_Отрывок_

В 1981 г. Н. П. Ерошкин выпустил в свет монографию, в которой он предпринял попытку дать характеристику основных особенностей и тенденций развития абсолютизма первой половины XIX в., обоб­щить развитие высшей государственности феодально-крепостниче­ской России указанного времени. В рамках этой крупной задачи история борьбы вокруг проблемы преобразований в начале XIX в. занимала весьма незначительное место. Рассматривая реформы первых лет александровского царствования как приспособление политических и правовых институтов к новым развивающимся в нед­рах крепостного строя буржуазным отношениям, Н. П. Ерошкин лишь в самой незначительной степени касался их конкретной истории.

Признав наличие у руководителей мартовских событий определенных конституционных планов, Н. П. Ерошкин тем не менее оставил открытым вопрос о том, как отразились эти планы в реформаторской деятельности царя, а противоречивость либеральной политики Алек­сандра объяснил необходимостью лавировать между тремя пра­вительственными группировками: верхами екатерининской бюрокра­тии, новой павловской бюрократией и «молодыми друзьями».20 Не получил окончательного разрешения этот вопрос и в содержа­тельной кандидатской диссертации С. М. Казанцева, в которой впервые в советской юридической науке был дан историко-правовой анализ реформ и эволюции высших и центральных органов Россий­ской империи начала XIX в.21 То же следует сказать и о работе Н. В. Минаевой, посвященной главным образом истории общест­венно-политической мысли первой четверти XIX в. и лишь в самой незначительной степени затрагивавшей конкретную борьбу вокруг реформ начала столетия.22

Таким образом, советские ученые усматривают причины реформ, проводившихся в России в первые годы XIX в., прежде всего в сфере социально-экономических отношений — в процессе вызревания капиталистического уклада в недрах феодальной формации, в обо­стрении классовой борьбы. Единодушны советские исследователи и в оценке проведенных преобразований как попытки господствую­щего класса приспособить государственный аппарат страны к новому уровню социально-экономических отношений. Однако в трактовке конкретных обстоятельств и политических причин, обусловивших вступление царизма в начале XIX в. на путь реформ, мнения исследо­вателей довольно существенно расходятся, что в значительной сте­пени , объясняется недостаточной изученностью этого вопроса затрагивавшегося в работах, посвященных анализу более общих проблем.

_Что сделать_
Продолжите отрывок об изучении реформ начала XIX века в советской историографии с того места, где он заканчивается. Записи взяты из другого источника и с отрывком не связаны.

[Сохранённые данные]
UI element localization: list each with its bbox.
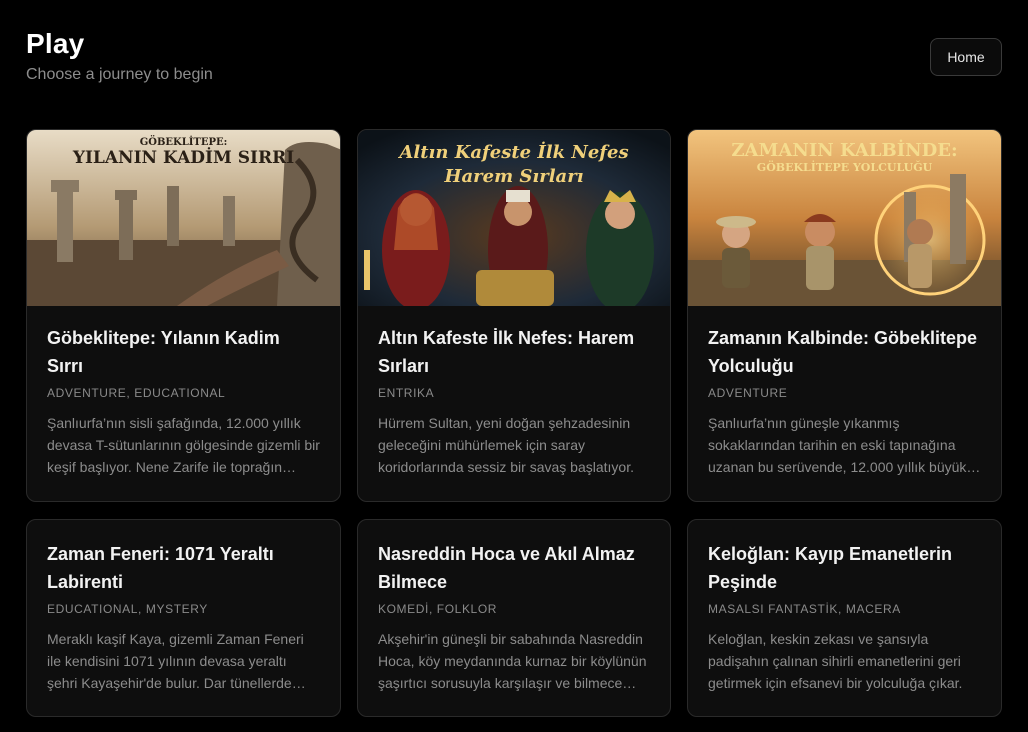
- cover-title-line: YILANIN KADİM SIRRI: [72, 148, 295, 168]
- cover-title-line: Harem Sırları: [444, 166, 584, 187]
- journey-card[interactable]: ZAMANIN KALBİNDE: GÖBEKLİTEPE YOLCULUĞU …: [687, 129, 1002, 502]
- cover-title-line: GÖBEKLİTEPE YOLCULUĞU: [756, 161, 933, 174]
- journey-card[interactable]: Zaman Feneri: 1071 Yeraltı Labirenti EDU…: [26, 519, 341, 717]
- page-header: Play Choose a journey to begin Home: [26, 26, 1002, 96]
- journey-card[interactable]: Altın Kafeste İlk Nefes Harem Sırları Al…: [357, 129, 671, 502]
- card-tags: ADVENTURE, EDUCATIONAL: [47, 386, 226, 400]
- page-title: Play: [26, 28, 85, 59]
- card-title: Göbeklitepe: Yılanın Kadim Sırrı: [47, 328, 280, 376]
- card-title: Keloğlan: Kayıp Emanetlerin Peşinde: [708, 544, 953, 592]
- journey-grid-row-2: Zaman Feneri: 1071 Yeraltı Labirenti EDU…: [26, 519, 1002, 717]
- journey-grid-row-1: GÖBEKLİTEPE: YILANIN KADİM SIRRI Göbekli…: [26, 129, 1002, 502]
- journey-card[interactable]: Nasreddin Hoca ve Akıl Almaz Bilmece KOM…: [357, 519, 671, 717]
- card-description: Şanlıurfa’nın sisli şafağında, 12.000 yı…: [47, 415, 320, 475]
- card-description: Keloğlan, keskin zekası ve şansıyla padi…: [708, 631, 963, 691]
- card-tags: KOMEDİ, FOLKLOR: [378, 602, 498, 616]
- card-tags: EDUCATIONAL, MYSTERY: [47, 602, 208, 616]
- cover-title-line: ZAMANIN KALBİNDE:: [731, 140, 958, 161]
- card-tags: MASALSI FANTASTİK, MACERA: [708, 602, 901, 616]
- card-tags: ADVENTURE: [708, 386, 788, 400]
- card-description: Meraklı kaşif Kaya, gizemli Zaman Feneri…: [47, 631, 304, 691]
- card-title: Nasreddin Hoca ve Akıl Almaz Bilmece: [378, 544, 635, 592]
- card-title: Zamanın Kalbinde: Göbeklitepe Yolculuğu: [708, 328, 978, 376]
- card-description: Hürrem Sultan, yeni doğan şehzadesinin g…: [378, 415, 634, 475]
- cover-image-gobeklitepe: GÖBEKLİTEPE: YILANIN KADİM SIRRI: [27, 130, 340, 306]
- card-description: Şanlıurfa’nın güneşle yıkanmış sokakları…: [708, 415, 967, 475]
- home-button[interactable]: Home: [930, 38, 1002, 76]
- page-subtitle: Choose a journey to begin: [26, 66, 213, 83]
- card-title: Altın Kafeste İlk Nefes: Harem Sırları: [378, 328, 635, 376]
- journey-card[interactable]: GÖBEKLİTEPE: YILANIN KADİM SIRRI Göbekli…: [26, 129, 341, 502]
- cover-image-harem: Altın Kafeste İlk Nefes Harem Sırları: [358, 130, 670, 306]
- journey-card[interactable]: Keloğlan: Kayıp Emanetlerin Peşinde MASA…: [687, 519, 1002, 717]
- cover-title-line: Altın Kafeste İlk Nefes: [399, 142, 629, 163]
- card-tags: ENTRIKA: [378, 386, 435, 400]
- card-title: Zaman Feneri: 1071 Yeraltı Labirenti: [47, 544, 274, 592]
- card-description: Akşehir'in güneşli bir sabahında Nasredd…: [378, 631, 647, 691]
- cover-image-zamanin-kalbinde: ZAMANIN KALBİNDE: GÖBEKLİTEPE YOLCULUĞU: [688, 130, 1001, 306]
- cover-title-line: GÖBEKLİTEPE:: [139, 137, 228, 148]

_Результат ниже_
Автор поставил перед собой задачу выяснить конкретные при­чины, заставившие царизм вступить на путь реформ, максимально подробно восстановить фактическую историю обсуждения вопроса о преобразованиях и сопровождавшей их борьбы, учесть все нюансы быстро меняющейся политической обстановки в стране, сопоставить первоначальные реформаторские планы с их конечными результа­тами, дать им оценку и рассмотреть внесенные ими изменения в плане эволюции российского крепостнического государства.

Работая над этой темой, автор опубликовал целый ряд источнико­ведческих статей, в которых были подвергнуты специальному анализу наиболее важные источники, послужившие затем основным материа­лом при написании книги. Среди них документы двух высших законо­совещательных учреждений страны, в которых обсуждался вопрос о реформах: официального — Государственного совета и неофици­ального — Негласного комитета.и Вместе с тем автор подготовил ряд публикаций, благодаря которым в научный оборот были введены ранее неизвестные тексты. 24 Вышесказанное делает излишним по­дробный обзор использованных источников.

РОССИЙСКОЕ ФЕОДАЛЬНО-КРЕПОСТНИЧЕСКОЕ ГОСУДАРСТВО НА РУБЕЖЕ XVIII и XIX вв.

Россия вступала в XIX столетие мировой державой, игравшей важную роль на европейской арене. Это было крупнейшее государ­ство континента, самое обширное по занимаемой площади и наименее многолюдное по плотности населения.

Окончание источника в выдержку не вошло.